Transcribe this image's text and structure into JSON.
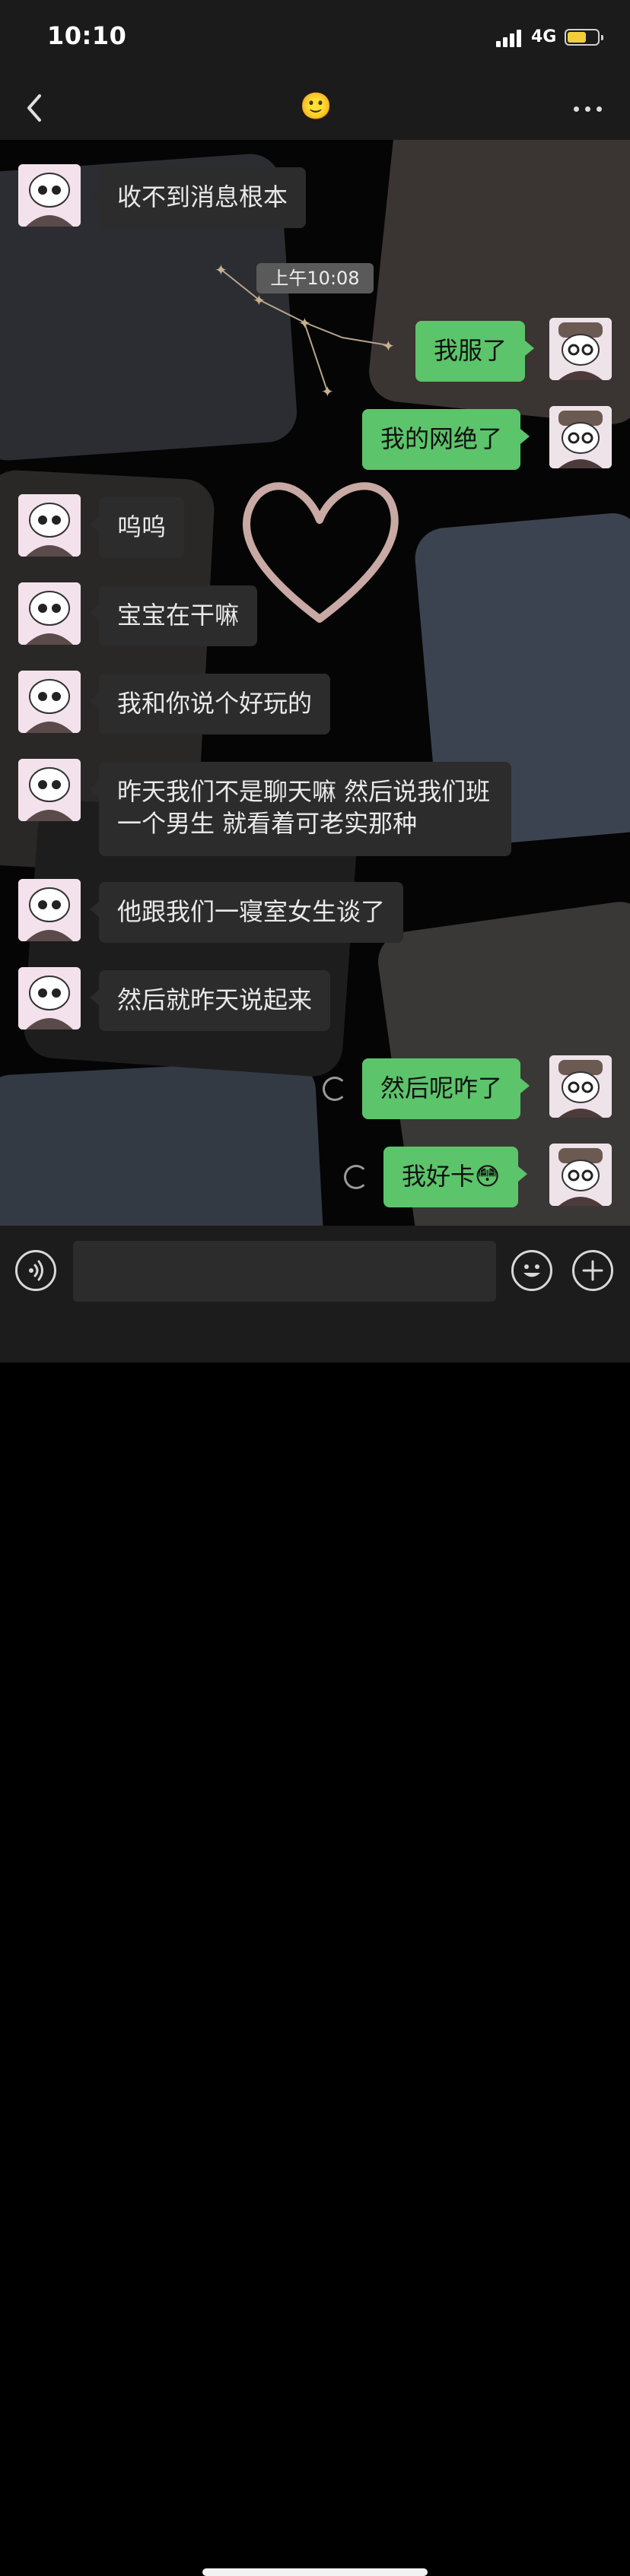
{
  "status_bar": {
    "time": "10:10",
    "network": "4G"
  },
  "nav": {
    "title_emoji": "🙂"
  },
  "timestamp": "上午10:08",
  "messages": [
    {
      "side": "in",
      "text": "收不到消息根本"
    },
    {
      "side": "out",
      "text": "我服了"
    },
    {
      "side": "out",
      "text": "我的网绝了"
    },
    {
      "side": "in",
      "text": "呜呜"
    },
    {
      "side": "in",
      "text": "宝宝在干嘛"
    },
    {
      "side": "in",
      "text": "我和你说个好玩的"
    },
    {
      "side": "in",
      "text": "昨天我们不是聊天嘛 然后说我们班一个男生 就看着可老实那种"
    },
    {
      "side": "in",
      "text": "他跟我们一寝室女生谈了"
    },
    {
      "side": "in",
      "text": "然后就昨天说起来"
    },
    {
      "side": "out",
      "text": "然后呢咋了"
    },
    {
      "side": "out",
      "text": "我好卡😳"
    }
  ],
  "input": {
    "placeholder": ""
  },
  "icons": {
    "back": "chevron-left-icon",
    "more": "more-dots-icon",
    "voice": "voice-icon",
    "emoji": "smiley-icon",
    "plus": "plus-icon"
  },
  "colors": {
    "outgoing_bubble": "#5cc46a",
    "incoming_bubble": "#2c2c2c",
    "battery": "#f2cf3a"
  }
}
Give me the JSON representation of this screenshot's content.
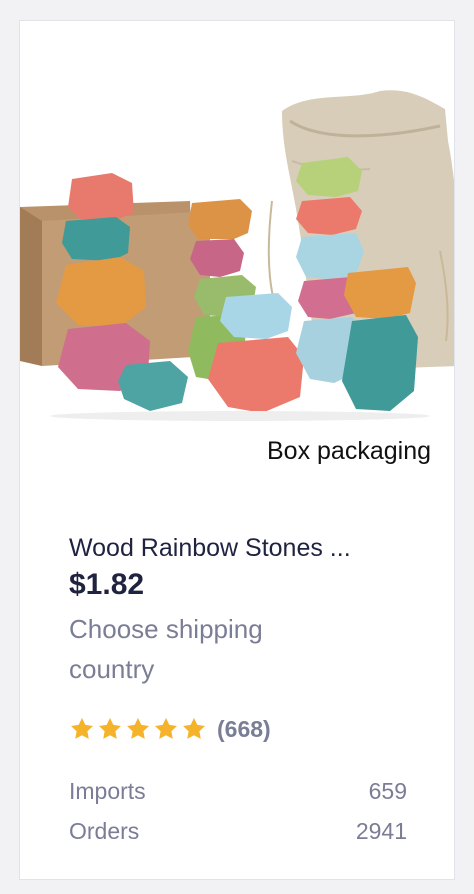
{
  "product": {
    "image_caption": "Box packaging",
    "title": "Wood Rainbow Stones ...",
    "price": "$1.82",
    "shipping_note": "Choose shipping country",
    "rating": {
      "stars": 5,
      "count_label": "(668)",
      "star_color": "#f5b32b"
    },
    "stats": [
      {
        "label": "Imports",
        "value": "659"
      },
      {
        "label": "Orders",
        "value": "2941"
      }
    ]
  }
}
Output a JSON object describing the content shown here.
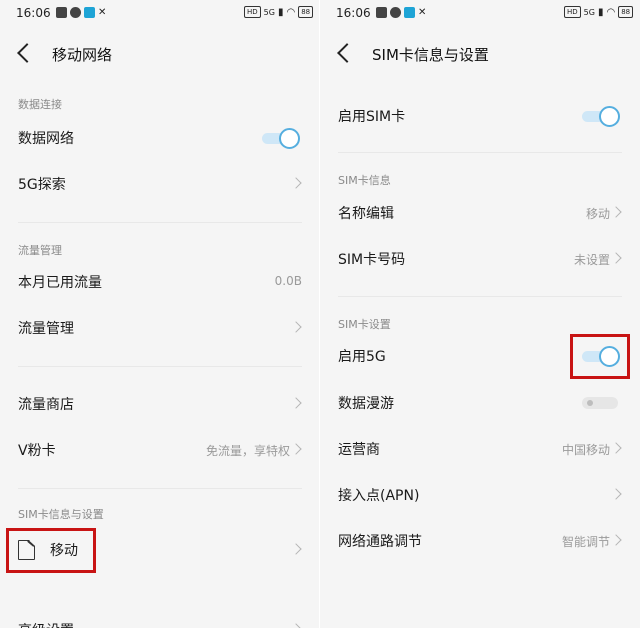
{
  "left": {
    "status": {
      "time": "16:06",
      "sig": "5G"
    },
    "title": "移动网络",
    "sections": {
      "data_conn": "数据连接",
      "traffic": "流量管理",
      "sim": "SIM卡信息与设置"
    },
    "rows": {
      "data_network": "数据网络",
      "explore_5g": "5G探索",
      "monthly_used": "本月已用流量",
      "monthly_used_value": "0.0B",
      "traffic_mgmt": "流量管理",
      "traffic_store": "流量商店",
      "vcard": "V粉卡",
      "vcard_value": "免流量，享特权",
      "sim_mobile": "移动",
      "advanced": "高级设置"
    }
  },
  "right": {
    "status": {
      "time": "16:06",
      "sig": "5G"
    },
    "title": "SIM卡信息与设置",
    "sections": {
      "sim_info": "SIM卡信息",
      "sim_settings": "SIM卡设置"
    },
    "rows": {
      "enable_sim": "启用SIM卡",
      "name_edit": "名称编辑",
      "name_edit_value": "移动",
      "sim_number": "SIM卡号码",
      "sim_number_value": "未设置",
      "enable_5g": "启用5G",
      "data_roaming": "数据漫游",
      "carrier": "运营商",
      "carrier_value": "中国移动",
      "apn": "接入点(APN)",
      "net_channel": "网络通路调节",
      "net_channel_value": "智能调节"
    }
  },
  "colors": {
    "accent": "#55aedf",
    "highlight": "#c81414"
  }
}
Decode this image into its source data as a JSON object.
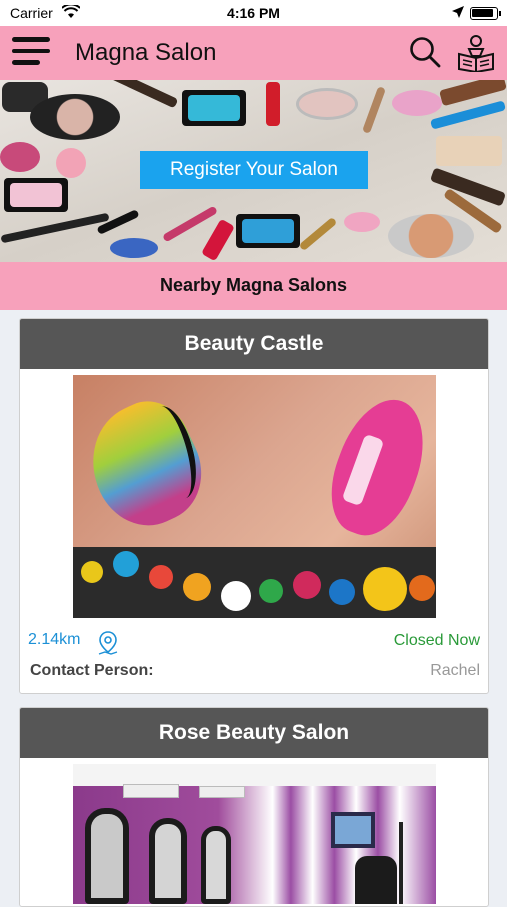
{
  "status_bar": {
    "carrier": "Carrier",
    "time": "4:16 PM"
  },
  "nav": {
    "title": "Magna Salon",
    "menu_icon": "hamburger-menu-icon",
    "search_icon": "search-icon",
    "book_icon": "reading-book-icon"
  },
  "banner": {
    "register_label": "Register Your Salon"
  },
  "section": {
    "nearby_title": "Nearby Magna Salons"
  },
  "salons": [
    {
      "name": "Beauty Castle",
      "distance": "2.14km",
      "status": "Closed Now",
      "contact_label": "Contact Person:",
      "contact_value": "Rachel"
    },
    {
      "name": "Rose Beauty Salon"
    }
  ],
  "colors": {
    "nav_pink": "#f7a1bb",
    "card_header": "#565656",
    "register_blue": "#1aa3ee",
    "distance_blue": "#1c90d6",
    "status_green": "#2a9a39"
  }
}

+---+

__Your goal__.
Leaving out every picture, transcribe exactly the lines from the line that contains "Output a JSON" through the final line of the entries above.

__Reply to the task__.
Output a JSON object describing the content shown here.
{
  "left": {
    "status": {
      "time": "16:06",
      "sig": "5G"
    },
    "title": "移动网络",
    "sections": {
      "data_conn": "数据连接",
      "traffic": "流量管理",
      "sim": "SIM卡信息与设置"
    },
    "rows": {
      "data_network": "数据网络",
      "explore_5g": "5G探索",
      "monthly_used": "本月已用流量",
      "monthly_used_value": "0.0B",
      "traffic_mgmt": "流量管理",
      "traffic_store": "流量商店",
      "vcard": "V粉卡",
      "vcard_value": "免流量，享特权",
      "sim_mobile": "移动",
      "advanced": "高级设置"
    }
  },
  "right": {
    "status": {
      "time": "16:06",
      "sig": "5G"
    },
    "title": "SIM卡信息与设置",
    "sections": {
      "sim_info": "SIM卡信息",
      "sim_settings": "SIM卡设置"
    },
    "rows": {
      "enable_sim": "启用SIM卡",
      "name_edit": "名称编辑",
      "name_edit_value": "移动",
      "sim_number": "SIM卡号码",
      "sim_number_value": "未设置",
      "enable_5g": "启用5G",
      "data_roaming": "数据漫游",
      "carrier": "运营商",
      "carrier_value": "中国移动",
      "apn": "接入点(APN)",
      "net_channel": "网络通路调节",
      "net_channel_value": "智能调节"
    }
  },
  "colors": {
    "accent": "#55aedf",
    "highlight": "#c81414"
  }
}
Decode this image into its source data as a JSON object.
{
  "status_bar": {
    "carrier": "Carrier",
    "time": "4:16 PM"
  },
  "nav": {
    "title": "Magna Salon",
    "menu_icon": "hamburger-menu-icon",
    "search_icon": "search-icon",
    "book_icon": "reading-book-icon"
  },
  "banner": {
    "register_label": "Register Your Salon"
  },
  "section": {
    "nearby_title": "Nearby Magna Salons"
  },
  "salons": [
    {
      "name": "Beauty Castle",
      "distance": "2.14km",
      "status": "Closed Now",
      "contact_label": "Contact Person:",
      "contact_value": "Rachel"
    },
    {
      "name": "Rose Beauty Salon"
    }
  ],
  "colors": {
    "nav_pink": "#f7a1bb",
    "card_header": "#565656",
    "register_blue": "#1aa3ee",
    "distance_blue": "#1c90d6",
    "status_green": "#2a9a39"
  }
}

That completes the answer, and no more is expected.